— START OF Data in this exercise —

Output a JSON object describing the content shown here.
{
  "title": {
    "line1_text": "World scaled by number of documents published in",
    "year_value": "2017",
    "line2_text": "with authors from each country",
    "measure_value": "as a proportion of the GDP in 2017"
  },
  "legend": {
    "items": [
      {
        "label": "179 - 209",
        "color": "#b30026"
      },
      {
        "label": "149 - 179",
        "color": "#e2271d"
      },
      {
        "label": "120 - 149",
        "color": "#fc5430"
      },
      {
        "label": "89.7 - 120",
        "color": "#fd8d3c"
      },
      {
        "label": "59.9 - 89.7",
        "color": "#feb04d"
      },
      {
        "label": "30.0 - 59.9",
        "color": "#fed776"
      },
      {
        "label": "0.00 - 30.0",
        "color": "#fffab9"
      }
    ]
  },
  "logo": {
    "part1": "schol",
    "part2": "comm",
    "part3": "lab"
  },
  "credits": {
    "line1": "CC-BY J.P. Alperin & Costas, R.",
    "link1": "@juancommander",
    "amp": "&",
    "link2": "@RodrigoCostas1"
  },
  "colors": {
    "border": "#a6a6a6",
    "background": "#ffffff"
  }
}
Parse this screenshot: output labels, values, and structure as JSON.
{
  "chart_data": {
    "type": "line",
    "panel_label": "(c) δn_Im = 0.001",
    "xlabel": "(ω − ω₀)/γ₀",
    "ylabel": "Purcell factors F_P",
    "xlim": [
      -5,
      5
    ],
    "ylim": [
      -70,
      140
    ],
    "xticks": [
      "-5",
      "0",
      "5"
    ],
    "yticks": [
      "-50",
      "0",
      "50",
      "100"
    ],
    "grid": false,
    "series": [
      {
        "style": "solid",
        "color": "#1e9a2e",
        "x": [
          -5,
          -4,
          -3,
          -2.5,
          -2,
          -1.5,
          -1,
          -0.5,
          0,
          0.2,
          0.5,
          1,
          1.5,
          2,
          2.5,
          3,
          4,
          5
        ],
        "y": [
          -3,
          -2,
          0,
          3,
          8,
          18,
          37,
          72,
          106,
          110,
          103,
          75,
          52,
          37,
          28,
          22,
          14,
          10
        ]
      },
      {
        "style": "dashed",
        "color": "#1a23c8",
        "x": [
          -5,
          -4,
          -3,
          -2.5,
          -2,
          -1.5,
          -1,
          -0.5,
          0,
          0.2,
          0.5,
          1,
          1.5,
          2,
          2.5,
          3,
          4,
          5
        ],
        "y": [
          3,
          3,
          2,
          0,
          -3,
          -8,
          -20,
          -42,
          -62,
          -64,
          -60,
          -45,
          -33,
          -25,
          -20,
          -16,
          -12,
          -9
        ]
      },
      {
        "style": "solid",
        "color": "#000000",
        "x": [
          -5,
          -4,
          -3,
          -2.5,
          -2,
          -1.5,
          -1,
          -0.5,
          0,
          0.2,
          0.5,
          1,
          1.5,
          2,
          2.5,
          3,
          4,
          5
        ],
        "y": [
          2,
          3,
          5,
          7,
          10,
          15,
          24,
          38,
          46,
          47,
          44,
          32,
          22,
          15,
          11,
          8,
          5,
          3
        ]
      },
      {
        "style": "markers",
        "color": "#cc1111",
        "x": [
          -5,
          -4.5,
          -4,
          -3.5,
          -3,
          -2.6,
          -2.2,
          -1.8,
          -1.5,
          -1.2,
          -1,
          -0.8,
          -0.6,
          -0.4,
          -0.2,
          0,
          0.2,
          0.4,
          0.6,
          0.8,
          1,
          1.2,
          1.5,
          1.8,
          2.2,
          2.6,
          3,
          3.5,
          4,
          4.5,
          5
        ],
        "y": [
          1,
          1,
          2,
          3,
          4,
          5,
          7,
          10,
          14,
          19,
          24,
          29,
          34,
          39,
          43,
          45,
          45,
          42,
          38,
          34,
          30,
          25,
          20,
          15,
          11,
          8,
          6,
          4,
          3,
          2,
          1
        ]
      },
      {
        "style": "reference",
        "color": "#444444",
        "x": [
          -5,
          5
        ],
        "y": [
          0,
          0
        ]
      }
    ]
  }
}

— END OF Data in this exercise —

*Objective*.
Every record shown above should be written out again exactly.

*Result for this task*.
Output a JSON object describing the content shown here.
{
  "title": {
    "line1_text": "World scaled by number of documents published in",
    "year_value": "2017",
    "line2_text": "with authors from each country",
    "measure_value": "as a proportion of the GDP in 2017"
  },
  "legend": {
    "items": [
      {
        "label": "179 - 209",
        "color": "#b30026"
      },
      {
        "label": "149 - 179",
        "color": "#e2271d"
      },
      {
        "label": "120 - 149",
        "color": "#fc5430"
      },
      {
        "label": "89.7 - 120",
        "color": "#fd8d3c"
      },
      {
        "label": "59.9 - 89.7",
        "color": "#feb04d"
      },
      {
        "label": "30.0 - 59.9",
        "color": "#fed776"
      },
      {
        "label": "0.00 - 30.0",
        "color": "#fffab9"
      }
    ]
  },
  "logo": {
    "part1": "schol",
    "part2": "comm",
    "part3": "lab"
  },
  "credits": {
    "line1": "CC-BY J.P. Alperin & Costas, R.",
    "link1": "@juancommander",
    "amp": "&",
    "link2": "@RodrigoCostas1"
  },
  "colors": {
    "border": "#a6a6a6",
    "background": "#ffffff"
  }
}
Parse this screenshot: output labels, values, and structure as JSON.
{
  "chart_data": {
    "type": "line",
    "panel_label": "(c) δn_Im = 0.001",
    "xlabel": "(ω − ω₀)/γ₀",
    "ylabel": "Purcell factors F_P",
    "xlim": [
      -5,
      5
    ],
    "ylim": [
      -70,
      140
    ],
    "xticks": [
      "-5",
      "0",
      "5"
    ],
    "yticks": [
      "-50",
      "0",
      "50",
      "100"
    ],
    "grid": false,
    "series": [
      {
        "style": "solid",
        "color": "#1e9a2e",
        "x": [
          -5,
          -4,
          -3,
          -2.5,
          -2,
          -1.5,
          -1,
          -0.5,
          0,
          0.2,
          0.5,
          1,
          1.5,
          2,
          2.5,
          3,
          4,
          5
        ],
        "y": [
          -3,
          -2,
          0,
          3,
          8,
          18,
          37,
          72,
          106,
          110,
          103,
          75,
          52,
          37,
          28,
          22,
          14,
          10
        ]
      },
      {
        "style": "dashed",
        "color": "#1a23c8",
        "x": [
          -5,
          -4,
          -3,
          -2.5,
          -2,
          -1.5,
          -1,
          -0.5,
          0,
          0.2,
          0.5,
          1,
          1.5,
          2,
          2.5,
          3,
          4,
          5
        ],
        "y": [
          3,
          3,
          2,
          0,
          -3,
          -8,
          -20,
          -42,
          -62,
          -64,
          -60,
          -45,
          -33,
          -25,
          -20,
          -16,
          -12,
          -9
        ]
      },
      {
        "style": "solid",
        "color": "#000000",
        "x": [
          -5,
          -4,
          -3,
          -2.5,
          -2,
          -1.5,
          -1,
          -0.5,
          0,
          0.2,
          0.5,
          1,
          1.5,
          2,
          2.5,
          3,
          4,
          5
        ],
        "y": [
          2,
          3,
          5,
          7,
          10,
          15,
          24,
          38,
          46,
          47,
          44,
          32,
          22,
          15,
          11,
          8,
          5,
          3
        ]
      },
      {
        "style": "markers",
        "color": "#cc1111",
        "x": [
          -5,
          -4.5,
          -4,
          -3.5,
          -3,
          -2.6,
          -2.2,
          -1.8,
          -1.5,
          -1.2,
          -1,
          -0.8,
          -0.6,
          -0.4,
          -0.2,
          0,
          0.2,
          0.4,
          0.6,
          0.8,
          1,
          1.2,
          1.5,
          1.8,
          2.2,
          2.6,
          3,
          3.5,
          4,
          4.5,
          5
        ],
        "y": [
          1,
          1,
          2,
          3,
          4,
          5,
          7,
          10,
          14,
          19,
          24,
          29,
          34,
          39,
          43,
          45,
          45,
          42,
          38,
          34,
          30,
          25,
          20,
          15,
          11,
          8,
          6,
          4,
          3,
          2,
          1
        ]
      },
      {
        "style": "reference",
        "color": "#444444",
        "x": [
          -5,
          5
        ],
        "y": [
          0,
          0
        ]
      }
    ]
  }
}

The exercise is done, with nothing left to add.